- Description of the task
Transcribe all records verbatim.

- Supplied material
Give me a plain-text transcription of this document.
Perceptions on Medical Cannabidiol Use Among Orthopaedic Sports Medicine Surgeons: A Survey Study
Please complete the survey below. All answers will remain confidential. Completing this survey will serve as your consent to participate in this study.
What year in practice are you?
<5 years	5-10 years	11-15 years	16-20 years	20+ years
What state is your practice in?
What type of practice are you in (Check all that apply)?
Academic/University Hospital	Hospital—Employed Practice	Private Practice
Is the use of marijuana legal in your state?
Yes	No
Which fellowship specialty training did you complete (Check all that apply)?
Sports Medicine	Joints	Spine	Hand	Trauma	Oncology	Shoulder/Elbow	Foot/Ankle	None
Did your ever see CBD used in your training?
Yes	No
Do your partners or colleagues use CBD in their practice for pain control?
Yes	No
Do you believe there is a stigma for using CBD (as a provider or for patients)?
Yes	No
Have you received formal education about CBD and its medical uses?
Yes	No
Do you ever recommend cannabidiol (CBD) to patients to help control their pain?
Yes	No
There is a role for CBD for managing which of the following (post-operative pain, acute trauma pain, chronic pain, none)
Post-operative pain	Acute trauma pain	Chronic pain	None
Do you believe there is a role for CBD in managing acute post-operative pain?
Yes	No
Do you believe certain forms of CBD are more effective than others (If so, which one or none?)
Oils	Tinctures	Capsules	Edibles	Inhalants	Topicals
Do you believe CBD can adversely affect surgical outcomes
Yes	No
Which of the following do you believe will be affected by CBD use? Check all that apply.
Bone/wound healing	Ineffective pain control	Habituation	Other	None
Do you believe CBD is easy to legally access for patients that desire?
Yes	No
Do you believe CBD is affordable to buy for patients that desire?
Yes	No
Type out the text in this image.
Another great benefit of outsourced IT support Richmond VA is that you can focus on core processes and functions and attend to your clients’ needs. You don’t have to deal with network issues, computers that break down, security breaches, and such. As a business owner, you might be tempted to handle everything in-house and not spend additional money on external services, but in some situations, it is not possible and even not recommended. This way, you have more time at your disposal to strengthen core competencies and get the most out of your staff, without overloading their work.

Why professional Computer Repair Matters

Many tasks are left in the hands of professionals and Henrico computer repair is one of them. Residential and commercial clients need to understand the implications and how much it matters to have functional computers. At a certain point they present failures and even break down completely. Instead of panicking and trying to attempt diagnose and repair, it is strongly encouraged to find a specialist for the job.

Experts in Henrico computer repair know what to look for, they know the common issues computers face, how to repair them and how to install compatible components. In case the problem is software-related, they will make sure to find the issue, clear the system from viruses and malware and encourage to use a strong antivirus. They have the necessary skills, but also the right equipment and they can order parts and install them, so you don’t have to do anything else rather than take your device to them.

- Response for this exercise
Give me a plain-text transcription of this document.
Perceptions on Medical Cannabidiol Use Among Orthopaedic Sports Medicine Surgeons: A Survey Study
Please complete the survey below. All answers will remain confidential. Completing this survey will serve as your consent to participate in this study.
What year in practice are you?
<5 years	5-10 years	11-15 years	16-20 years	20+ years
What state is your practice in?
What type of practice are you in (Check all that apply)?
Academic/University Hospital	Hospital—Employed Practice	Private Practice
Is the use of marijuana legal in your state?
Yes	No
Which fellowship specialty training did you complete (Check all that apply)?
Sports Medicine	Joints	Spine	Hand	Trauma	Oncology	Shoulder/Elbow	Foot/Ankle	None
Did your ever see CBD used in your training?
Yes	No
Do your partners or colleagues use CBD in their practice for pain control?
Yes	No
Do you believe there is a stigma for using CBD (as a provider or for patients)?
Yes	No
Have you received formal education about CBD and its medical uses?
Yes	No
Do you ever recommend cannabidiol (CBD) to patients to help control their pain?
Yes	No
There is a role for CBD for managing which of the following (post-operative pain, acute trauma pain, chronic pain, none)
Post-operative pain	Acute trauma pain	Chronic pain	None
Do you believe there is a role for CBD in managing acute post-operative pain?
Yes	No
Do you believe certain forms of CBD are more effective than others (If so, which one or none?)
Oils	Tinctures	Capsules	Edibles	Inhalants	Topicals
Do you believe CBD can adversely affect surgical outcomes
Yes	No
Which of the following do you believe will be affected by CBD use? Check all that apply.
Bone/wound healing	Ineffective pain control	Habituation	Other	None
Do you believe CBD is easy to legally access for patients that desire?
Yes	No
Do you believe CBD is affordable to buy for patients that desire?
Yes	No
Type out the text in this image.
Another great benefit of outsourced IT support Richmond VA is that you can focus on core processes and functions and attend to your clients’ needs. You don’t have to deal with network issues, computers that break down, security breaches, and such. As a business owner, you might be tempted to handle everything in-house and not spend additional money on external services, but in some situations, it is not possible and even not recommended. This way, you have more time at your disposal to strengthen core competencies and get the most out of your staff, without overloading their work.

Why professional Computer Repair Matters

Many tasks are left in the hands of professionals and Henrico computer repair is one of them. Residential and commercial clients need to understand the implications and how much it matters to have functional computers. At a certain point they present failures and even break down completely. Instead of panicking and trying to attempt diagnose and repair, it is strongly encouraged to find a specialist for the job.

Experts in Henrico computer repair know what to look for, they know the common issues computers face, how to repair them and how to install compatible components. In case the problem is software-related, they will make sure to find the issue, clear the system from viruses and malware and encourage to use a strong antivirus. They have the necessary skills, but also the right equipment and they can order parts and install them, so you don’t have to do anything else rather than take your device to them.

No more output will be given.